_Directions for this task_.
Every line in the listing is to be echoed verbatim.

_Materials provided_.

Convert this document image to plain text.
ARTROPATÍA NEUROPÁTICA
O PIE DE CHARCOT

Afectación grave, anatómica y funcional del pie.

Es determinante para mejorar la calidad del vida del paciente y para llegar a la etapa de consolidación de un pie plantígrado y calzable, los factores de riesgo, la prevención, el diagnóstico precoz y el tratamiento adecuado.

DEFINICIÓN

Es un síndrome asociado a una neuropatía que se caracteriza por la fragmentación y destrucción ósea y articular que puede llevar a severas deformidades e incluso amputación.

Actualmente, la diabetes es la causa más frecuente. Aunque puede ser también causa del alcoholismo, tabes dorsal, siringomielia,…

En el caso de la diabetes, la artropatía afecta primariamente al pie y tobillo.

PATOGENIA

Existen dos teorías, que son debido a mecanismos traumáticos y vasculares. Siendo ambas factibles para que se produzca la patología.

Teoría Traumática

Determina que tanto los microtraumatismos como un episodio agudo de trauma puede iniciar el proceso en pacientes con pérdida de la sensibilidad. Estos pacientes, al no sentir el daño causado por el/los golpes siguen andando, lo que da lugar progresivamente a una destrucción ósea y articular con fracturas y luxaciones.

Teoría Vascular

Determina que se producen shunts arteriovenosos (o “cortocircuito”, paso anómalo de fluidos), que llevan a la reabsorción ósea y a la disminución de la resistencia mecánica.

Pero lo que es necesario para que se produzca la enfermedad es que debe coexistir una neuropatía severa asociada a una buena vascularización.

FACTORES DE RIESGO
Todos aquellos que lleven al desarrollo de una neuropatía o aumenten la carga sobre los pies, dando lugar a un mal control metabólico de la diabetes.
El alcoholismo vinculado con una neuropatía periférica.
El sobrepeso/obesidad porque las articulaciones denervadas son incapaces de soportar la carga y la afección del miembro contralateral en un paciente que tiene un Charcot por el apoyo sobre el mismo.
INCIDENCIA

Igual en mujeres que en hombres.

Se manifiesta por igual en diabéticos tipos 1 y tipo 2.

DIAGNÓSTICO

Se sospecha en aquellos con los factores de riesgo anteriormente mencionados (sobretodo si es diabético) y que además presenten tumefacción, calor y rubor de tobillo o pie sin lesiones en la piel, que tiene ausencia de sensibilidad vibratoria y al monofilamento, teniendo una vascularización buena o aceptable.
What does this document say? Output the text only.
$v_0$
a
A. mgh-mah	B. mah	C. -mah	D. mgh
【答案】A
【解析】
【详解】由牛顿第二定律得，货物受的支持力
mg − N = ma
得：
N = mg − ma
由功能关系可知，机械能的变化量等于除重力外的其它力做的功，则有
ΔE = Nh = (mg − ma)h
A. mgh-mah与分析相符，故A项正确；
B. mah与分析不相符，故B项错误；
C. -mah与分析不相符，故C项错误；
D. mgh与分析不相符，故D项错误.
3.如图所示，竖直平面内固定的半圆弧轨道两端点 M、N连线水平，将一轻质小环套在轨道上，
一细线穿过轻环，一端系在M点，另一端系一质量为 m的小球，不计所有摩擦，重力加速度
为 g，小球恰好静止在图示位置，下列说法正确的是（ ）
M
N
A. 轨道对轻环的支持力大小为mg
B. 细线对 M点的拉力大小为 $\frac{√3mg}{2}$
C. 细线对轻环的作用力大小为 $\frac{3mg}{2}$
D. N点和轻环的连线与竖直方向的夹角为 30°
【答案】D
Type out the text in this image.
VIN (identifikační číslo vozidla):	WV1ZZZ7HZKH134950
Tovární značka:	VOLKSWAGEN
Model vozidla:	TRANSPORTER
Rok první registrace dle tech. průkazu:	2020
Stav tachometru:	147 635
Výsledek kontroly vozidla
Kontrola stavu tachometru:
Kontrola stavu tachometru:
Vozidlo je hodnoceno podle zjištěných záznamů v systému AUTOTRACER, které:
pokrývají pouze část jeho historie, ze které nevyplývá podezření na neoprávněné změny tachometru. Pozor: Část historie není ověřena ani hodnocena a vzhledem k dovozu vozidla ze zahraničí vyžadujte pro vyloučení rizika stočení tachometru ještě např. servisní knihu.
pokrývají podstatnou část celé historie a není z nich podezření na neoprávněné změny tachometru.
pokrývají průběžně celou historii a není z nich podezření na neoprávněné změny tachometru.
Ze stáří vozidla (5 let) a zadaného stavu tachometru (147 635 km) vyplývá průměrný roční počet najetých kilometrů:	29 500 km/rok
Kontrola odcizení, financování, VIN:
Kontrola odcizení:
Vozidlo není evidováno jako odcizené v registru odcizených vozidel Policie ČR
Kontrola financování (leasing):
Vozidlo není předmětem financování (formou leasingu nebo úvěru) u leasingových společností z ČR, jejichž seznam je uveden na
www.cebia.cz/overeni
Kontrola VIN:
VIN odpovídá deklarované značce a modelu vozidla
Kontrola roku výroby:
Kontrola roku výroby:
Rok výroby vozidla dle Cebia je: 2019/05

_Exercise result_.
Convert this document image to plain text.
ARTROPATÍA NEUROPÁTICA
O PIE DE CHARCOT

Afectación grave, anatómica y funcional del pie.

Es determinante para mejorar la calidad del vida del paciente y para llegar a la etapa de consolidación de un pie plantígrado y calzable, los factores de riesgo, la prevención, el diagnóstico precoz y el tratamiento adecuado.

DEFINICIÓN

Es un síndrome asociado a una neuropatía que se caracteriza por la fragmentación y destrucción ósea y articular que puede llevar a severas deformidades e incluso amputación.

Actualmente, la diabetes es la causa más frecuente. Aunque puede ser también causa del alcoholismo, tabes dorsal, siringomielia,…

En el caso de la diabetes, la artropatía afecta primariamente al pie y tobillo.

PATOGENIA

Existen dos teorías, que son debido a mecanismos traumáticos y vasculares. Siendo ambas factibles para que se produzca la patología.

Teoría Traumática

Determina que tanto los microtraumatismos como un episodio agudo de trauma puede iniciar el proceso en pacientes con pérdida de la sensibilidad. Estos pacientes, al no sentir el daño causado por el/los golpes siguen andando, lo que da lugar progresivamente a una destrucción ósea y articular con fracturas y luxaciones.

Teoría Vascular

Determina que se producen shunts arteriovenosos (o “cortocircuito”, paso anómalo de fluidos), que llevan a la reabsorción ósea y a la disminución de la resistencia mecánica.

Pero lo que es necesario para que se produzca la enfermedad es que debe coexistir una neuropatía severa asociada a una buena vascularización.

FACTORES DE RIESGO
Todos aquellos que lleven al desarrollo de una neuropatía o aumenten la carga sobre los pies, dando lugar a un mal control metabólico de la diabetes.
El alcoholismo vinculado con una neuropatía periférica.
El sobrepeso/obesidad porque las articulaciones denervadas son incapaces de soportar la carga y la afección del miembro contralateral en un paciente que tiene un Charcot por el apoyo sobre el mismo.
INCIDENCIA

Igual en mujeres que en hombres.

Se manifiesta por igual en diabéticos tipos 1 y tipo 2.

DIAGNÓSTICO

Se sospecha en aquellos con los factores de riesgo anteriormente mencionados (sobretodo si es diabético) y que además presenten tumefacción, calor y rubor de tobillo o pie sin lesiones en la piel, que tiene ausencia de sensibilidad vibratoria y al monofilamento, teniendo una vascularización buena o aceptable.
What does this document say? Output the text only.
$v_0$
a
A. mgh-mah	B. mah	C. -mah	D. mgh
【答案】A
【解析】
【详解】由牛顿第二定律得，货物受的支持力
mg − N = ma
得：
N = mg − ma
由功能关系可知，机械能的变化量等于除重力外的其它力做的功，则有
ΔE = Nh = (mg − ma)h
A. mgh-mah与分析相符，故A项正确；
B. mah与分析不相符，故B项错误；
C. -mah与分析不相符，故C项错误；
D. mgh与分析不相符，故D项错误.
3.如图所示，竖直平面内固定的半圆弧轨道两端点 M、N连线水平，将一轻质小环套在轨道上，
一细线穿过轻环，一端系在M点，另一端系一质量为 m的小球，不计所有摩擦，重力加速度
为 g，小球恰好静止在图示位置，下列说法正确的是（ ）
M
N
A. 轨道对轻环的支持力大小为mg
B. 细线对 M点的拉力大小为 $\frac{√3mg}{2}$
C. 细线对轻环的作用力大小为 $\frac{3mg}{2}$
D. N点和轻环的连线与竖直方向的夹角为 30°
【答案】D
Type out the text in this image.
VIN (identifikační číslo vozidla):	WV1ZZZ7HZKH134950
Tovární značka:	VOLKSWAGEN
Model vozidla:	TRANSPORTER
Rok první registrace dle tech. průkazu:	2020
Stav tachometru:	147 635
Výsledek kontroly vozidla
Kontrola stavu tachometru:
Kontrola stavu tachometru:
Vozidlo je hodnoceno podle zjištěných záznamů v systému AUTOTRACER, které:
pokrývají pouze část jeho historie, ze které nevyplývá podezření na neoprávněné změny tachometru. Pozor: Část historie není ověřena ani hodnocena a vzhledem k dovozu vozidla ze zahraničí vyžadujte pro vyloučení rizika stočení tachometru ještě např. servisní knihu.
pokrývají podstatnou část celé historie a není z nich podezření na neoprávněné změny tachometru.
pokrývají průběžně celou historii a není z nich podezření na neoprávněné změny tachometru.
Ze stáří vozidla (5 let) a zadaného stavu tachometru (147 635 km) vyplývá průměrný roční počet najetých kilometrů:	29 500 km/rok
Kontrola odcizení, financování, VIN:
Kontrola odcizení:
Vozidlo není evidováno jako odcizené v registru odcizených vozidel Policie ČR
Kontrola financování (leasing):
Vozidlo není předmětem financování (formou leasingu nebo úvěru) u leasingových společností z ČR, jejichž seznam je uveden na
www.cebia.cz/overeni
Kontrola VIN:
VIN odpovídá deklarované značce a modelu vozidla
Kontrola roku výroby:
Kontrola roku výroby:
Rok výroby vozidla dle Cebia je: 2019/05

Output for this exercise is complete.